= EXERCISE INPUT =
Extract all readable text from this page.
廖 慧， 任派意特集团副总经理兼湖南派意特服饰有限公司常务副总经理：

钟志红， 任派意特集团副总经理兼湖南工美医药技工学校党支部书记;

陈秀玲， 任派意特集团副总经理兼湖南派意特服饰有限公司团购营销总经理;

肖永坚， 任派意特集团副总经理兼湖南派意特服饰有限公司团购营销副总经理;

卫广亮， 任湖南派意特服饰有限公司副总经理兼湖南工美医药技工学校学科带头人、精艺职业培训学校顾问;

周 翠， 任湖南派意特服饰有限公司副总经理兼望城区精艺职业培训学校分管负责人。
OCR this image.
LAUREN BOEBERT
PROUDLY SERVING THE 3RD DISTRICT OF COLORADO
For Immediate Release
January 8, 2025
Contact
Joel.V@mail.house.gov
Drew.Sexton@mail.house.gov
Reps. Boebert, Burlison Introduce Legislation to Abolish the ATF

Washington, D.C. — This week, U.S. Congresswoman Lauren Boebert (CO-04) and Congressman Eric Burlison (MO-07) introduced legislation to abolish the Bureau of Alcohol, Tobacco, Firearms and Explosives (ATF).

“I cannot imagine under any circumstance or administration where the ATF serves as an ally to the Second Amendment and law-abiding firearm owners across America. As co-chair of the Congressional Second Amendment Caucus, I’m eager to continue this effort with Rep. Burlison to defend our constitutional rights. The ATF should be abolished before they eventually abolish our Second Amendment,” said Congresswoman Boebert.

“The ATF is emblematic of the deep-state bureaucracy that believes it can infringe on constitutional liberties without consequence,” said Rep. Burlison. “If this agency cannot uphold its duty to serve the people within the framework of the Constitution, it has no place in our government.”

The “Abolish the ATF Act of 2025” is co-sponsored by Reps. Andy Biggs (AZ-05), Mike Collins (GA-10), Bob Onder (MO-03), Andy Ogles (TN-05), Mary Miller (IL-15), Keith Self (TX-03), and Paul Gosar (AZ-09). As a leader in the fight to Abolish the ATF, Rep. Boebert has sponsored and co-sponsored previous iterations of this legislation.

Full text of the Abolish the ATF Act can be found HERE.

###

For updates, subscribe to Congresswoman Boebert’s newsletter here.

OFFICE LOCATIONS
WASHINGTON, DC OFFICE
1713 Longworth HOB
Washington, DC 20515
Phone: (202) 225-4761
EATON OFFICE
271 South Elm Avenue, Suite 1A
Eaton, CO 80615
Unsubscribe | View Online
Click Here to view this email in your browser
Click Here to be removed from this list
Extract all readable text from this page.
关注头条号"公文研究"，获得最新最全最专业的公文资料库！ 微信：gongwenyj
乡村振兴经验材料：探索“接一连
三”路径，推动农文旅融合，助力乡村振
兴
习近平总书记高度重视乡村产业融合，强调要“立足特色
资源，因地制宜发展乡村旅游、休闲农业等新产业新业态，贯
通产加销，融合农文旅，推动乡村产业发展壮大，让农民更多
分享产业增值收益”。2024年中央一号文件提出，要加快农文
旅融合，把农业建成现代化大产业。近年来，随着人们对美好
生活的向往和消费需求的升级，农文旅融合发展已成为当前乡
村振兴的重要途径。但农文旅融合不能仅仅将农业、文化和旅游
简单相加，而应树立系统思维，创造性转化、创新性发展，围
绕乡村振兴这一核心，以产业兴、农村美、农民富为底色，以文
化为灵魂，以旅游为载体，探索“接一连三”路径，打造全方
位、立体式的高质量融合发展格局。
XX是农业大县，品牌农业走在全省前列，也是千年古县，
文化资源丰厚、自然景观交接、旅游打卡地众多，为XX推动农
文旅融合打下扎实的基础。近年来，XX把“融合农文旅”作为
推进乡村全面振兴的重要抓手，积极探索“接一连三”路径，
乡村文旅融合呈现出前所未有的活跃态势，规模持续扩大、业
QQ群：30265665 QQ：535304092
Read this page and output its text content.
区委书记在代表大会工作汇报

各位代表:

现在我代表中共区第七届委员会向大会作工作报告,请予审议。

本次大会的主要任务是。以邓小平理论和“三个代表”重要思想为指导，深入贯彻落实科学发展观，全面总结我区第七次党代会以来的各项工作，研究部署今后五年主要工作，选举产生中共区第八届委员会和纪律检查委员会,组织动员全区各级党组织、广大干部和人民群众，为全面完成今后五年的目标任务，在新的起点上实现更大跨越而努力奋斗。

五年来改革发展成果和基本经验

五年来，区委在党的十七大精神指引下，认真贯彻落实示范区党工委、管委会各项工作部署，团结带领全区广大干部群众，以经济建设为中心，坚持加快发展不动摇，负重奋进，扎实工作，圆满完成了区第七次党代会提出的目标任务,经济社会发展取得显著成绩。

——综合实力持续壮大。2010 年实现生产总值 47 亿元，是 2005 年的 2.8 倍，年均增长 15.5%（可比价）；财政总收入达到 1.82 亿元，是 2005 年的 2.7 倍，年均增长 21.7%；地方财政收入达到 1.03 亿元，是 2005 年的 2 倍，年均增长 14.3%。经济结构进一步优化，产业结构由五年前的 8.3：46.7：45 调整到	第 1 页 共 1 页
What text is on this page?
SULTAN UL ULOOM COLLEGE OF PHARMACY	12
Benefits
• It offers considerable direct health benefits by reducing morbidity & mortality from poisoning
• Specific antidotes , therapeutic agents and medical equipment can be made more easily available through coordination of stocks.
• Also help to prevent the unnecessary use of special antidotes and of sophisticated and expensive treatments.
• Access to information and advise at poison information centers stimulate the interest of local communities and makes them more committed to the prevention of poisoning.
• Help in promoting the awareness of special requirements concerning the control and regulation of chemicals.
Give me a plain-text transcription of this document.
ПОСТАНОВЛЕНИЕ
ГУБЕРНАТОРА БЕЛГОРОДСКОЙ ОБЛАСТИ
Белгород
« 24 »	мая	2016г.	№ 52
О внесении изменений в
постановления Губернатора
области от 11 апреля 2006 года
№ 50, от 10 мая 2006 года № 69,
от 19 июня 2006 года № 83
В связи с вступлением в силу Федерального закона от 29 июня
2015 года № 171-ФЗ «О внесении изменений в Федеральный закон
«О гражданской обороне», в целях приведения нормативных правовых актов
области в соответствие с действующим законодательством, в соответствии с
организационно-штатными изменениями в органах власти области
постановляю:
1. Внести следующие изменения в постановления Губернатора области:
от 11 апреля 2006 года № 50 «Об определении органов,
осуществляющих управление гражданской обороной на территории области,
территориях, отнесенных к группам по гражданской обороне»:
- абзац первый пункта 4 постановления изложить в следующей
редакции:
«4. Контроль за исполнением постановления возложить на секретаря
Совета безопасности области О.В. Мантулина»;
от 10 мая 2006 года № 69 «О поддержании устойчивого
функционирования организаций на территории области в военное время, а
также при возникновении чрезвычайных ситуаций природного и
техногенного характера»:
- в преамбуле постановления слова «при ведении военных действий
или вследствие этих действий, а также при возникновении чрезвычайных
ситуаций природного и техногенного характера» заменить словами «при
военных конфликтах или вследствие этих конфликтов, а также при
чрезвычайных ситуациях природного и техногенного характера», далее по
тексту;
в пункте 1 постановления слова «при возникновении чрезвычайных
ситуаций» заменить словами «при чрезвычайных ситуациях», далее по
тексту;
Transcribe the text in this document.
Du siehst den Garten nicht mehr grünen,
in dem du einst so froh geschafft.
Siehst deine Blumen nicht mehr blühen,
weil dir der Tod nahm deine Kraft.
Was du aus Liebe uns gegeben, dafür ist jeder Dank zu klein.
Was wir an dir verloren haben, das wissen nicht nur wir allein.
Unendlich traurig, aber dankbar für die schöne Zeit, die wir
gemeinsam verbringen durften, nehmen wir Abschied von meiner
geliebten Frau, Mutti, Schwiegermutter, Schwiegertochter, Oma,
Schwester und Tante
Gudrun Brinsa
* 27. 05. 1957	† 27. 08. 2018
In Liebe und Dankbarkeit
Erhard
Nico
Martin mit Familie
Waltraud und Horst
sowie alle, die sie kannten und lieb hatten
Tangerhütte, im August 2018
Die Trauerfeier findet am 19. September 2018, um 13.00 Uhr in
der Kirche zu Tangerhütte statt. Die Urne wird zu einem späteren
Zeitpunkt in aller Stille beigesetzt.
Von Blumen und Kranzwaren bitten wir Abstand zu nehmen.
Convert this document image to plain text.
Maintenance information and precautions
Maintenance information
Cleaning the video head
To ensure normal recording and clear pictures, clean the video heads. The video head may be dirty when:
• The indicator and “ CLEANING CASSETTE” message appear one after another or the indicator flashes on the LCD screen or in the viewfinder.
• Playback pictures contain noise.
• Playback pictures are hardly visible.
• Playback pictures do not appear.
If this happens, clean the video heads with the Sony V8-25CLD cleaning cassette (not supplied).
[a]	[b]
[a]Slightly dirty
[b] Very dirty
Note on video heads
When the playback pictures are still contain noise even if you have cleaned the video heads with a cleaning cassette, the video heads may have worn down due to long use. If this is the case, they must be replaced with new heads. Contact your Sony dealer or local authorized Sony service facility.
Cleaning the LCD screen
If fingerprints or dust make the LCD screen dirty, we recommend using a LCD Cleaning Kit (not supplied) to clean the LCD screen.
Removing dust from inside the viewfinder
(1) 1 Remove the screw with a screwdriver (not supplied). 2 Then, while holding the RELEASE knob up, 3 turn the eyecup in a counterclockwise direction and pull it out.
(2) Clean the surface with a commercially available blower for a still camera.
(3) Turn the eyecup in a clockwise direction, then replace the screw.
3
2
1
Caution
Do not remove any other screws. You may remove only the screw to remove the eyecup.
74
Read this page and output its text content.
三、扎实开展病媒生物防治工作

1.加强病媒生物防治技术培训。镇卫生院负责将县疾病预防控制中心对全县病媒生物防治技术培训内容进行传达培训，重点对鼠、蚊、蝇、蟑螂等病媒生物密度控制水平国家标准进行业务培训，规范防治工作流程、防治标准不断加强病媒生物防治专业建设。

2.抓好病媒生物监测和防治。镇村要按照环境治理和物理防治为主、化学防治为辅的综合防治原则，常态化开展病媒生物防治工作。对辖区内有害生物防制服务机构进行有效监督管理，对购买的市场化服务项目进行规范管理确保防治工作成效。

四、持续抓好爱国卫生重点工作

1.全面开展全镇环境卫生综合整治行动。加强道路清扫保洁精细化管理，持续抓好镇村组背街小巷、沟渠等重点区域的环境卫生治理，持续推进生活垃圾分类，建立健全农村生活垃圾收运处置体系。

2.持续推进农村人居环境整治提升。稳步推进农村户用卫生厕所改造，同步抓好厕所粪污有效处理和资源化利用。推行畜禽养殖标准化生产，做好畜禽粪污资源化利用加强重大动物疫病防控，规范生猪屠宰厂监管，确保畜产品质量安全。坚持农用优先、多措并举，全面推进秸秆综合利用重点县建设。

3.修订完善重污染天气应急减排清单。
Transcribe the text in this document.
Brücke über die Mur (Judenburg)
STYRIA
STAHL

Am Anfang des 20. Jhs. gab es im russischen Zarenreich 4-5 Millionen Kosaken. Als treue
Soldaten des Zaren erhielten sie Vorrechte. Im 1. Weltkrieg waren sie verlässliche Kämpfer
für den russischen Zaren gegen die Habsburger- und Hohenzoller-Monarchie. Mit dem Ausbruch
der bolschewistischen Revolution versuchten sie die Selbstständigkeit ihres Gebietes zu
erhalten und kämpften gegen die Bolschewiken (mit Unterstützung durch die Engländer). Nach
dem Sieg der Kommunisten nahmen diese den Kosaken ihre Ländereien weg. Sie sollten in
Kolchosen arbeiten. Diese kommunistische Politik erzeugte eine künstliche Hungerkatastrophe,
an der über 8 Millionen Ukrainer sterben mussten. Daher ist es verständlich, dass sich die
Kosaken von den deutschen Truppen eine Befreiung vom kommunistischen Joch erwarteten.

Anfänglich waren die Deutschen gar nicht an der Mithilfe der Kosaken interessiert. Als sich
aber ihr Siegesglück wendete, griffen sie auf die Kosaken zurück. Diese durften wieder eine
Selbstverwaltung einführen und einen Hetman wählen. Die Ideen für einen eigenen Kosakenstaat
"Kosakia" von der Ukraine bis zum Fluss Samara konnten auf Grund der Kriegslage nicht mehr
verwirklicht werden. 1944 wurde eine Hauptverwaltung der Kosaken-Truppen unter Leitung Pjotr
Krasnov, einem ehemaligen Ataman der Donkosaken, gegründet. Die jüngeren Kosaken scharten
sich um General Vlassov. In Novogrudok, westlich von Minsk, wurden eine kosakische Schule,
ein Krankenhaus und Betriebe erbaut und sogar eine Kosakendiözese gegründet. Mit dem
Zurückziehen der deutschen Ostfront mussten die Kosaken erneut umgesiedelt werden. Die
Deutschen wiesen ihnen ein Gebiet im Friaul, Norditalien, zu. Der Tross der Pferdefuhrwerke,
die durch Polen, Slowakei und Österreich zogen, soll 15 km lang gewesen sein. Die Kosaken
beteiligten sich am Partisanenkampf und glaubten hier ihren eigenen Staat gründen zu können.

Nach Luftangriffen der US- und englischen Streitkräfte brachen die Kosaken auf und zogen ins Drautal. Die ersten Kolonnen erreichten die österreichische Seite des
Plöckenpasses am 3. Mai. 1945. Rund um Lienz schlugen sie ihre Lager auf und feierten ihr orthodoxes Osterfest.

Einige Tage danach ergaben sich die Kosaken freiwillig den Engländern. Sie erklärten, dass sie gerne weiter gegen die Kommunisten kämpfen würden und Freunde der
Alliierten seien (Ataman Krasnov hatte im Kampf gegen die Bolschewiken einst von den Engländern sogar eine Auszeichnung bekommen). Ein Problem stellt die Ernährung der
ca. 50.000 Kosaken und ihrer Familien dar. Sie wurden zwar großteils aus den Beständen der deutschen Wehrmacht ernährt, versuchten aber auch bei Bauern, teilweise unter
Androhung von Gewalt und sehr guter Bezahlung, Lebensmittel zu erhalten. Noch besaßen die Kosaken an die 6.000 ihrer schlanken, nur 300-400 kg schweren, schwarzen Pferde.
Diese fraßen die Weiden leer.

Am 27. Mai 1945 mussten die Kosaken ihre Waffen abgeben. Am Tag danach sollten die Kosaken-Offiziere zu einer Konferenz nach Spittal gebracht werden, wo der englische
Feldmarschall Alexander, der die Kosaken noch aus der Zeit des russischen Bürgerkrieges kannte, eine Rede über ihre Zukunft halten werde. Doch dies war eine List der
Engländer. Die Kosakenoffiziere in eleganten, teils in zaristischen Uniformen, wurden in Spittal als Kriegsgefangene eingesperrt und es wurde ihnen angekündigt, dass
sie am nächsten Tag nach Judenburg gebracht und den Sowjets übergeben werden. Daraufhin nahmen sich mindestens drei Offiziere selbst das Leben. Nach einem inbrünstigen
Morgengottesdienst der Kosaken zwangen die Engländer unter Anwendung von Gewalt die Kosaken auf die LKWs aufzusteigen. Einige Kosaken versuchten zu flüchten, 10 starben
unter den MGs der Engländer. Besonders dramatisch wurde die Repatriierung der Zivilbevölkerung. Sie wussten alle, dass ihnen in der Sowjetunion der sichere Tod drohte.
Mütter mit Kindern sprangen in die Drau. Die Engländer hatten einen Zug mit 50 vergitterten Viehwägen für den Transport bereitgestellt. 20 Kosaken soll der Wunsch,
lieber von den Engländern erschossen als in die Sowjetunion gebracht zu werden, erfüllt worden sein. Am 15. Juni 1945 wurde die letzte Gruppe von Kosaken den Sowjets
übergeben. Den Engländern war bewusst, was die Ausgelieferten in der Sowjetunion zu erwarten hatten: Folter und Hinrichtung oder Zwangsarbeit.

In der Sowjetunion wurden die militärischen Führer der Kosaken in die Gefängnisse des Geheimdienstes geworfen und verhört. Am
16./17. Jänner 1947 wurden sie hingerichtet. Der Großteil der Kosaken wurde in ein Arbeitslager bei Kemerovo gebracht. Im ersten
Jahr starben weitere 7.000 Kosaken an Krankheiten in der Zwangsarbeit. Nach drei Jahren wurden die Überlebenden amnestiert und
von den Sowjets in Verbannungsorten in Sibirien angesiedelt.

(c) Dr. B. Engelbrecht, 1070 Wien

= WORK TO COMPLETE =
Within the material above, find the lines that contain the word "Ataman"; copy them.

= RESPONSE =
Krasnov, einem ehemaligen Ataman der Donkosaken, gegründet. Die jüngeren Kosaken scharten
Alliierten seien (Ataman Krasnov hatte im Kampf gegen die Bolschewiken einst von den Engländern sogar eine Auszeichnung bekommen). Ein Problem stellt die Ernährung der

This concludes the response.